------ Provided material ------

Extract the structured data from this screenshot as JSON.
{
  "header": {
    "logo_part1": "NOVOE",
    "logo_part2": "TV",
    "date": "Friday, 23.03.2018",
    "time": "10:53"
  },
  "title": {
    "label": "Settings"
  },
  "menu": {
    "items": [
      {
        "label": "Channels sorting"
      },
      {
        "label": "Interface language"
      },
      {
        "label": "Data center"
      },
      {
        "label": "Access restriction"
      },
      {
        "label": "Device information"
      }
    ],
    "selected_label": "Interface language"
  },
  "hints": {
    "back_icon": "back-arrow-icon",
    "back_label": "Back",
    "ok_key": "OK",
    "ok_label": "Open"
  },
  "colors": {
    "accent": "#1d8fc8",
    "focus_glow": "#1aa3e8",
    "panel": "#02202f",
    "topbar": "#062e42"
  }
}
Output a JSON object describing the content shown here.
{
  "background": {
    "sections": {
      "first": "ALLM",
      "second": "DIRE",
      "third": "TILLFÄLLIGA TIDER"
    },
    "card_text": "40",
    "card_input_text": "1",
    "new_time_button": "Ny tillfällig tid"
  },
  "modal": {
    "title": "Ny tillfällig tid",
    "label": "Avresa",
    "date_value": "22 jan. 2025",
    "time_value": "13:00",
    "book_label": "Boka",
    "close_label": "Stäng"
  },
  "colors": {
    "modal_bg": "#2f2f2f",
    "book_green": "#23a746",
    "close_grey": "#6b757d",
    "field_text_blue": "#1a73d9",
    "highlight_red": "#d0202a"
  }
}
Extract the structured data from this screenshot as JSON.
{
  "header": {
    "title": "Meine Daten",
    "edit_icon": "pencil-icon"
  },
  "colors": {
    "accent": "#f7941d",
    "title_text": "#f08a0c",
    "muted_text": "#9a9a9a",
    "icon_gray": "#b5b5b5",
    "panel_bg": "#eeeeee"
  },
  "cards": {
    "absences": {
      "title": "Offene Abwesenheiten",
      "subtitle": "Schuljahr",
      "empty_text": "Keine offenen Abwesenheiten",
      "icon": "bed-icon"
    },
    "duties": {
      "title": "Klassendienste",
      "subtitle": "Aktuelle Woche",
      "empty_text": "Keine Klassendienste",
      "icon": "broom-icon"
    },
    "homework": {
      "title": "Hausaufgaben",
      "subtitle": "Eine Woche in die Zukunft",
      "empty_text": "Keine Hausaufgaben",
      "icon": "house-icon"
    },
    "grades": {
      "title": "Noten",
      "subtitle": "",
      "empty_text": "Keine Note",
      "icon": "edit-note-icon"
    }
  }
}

------

> **What the exercise asks**: Copy all lines from the material that include "Hausaufgaben".

> **Answer for this exercise**:
      "title": "Hausaufgaben",
      "empty_text": "Keine Hausaufgaben",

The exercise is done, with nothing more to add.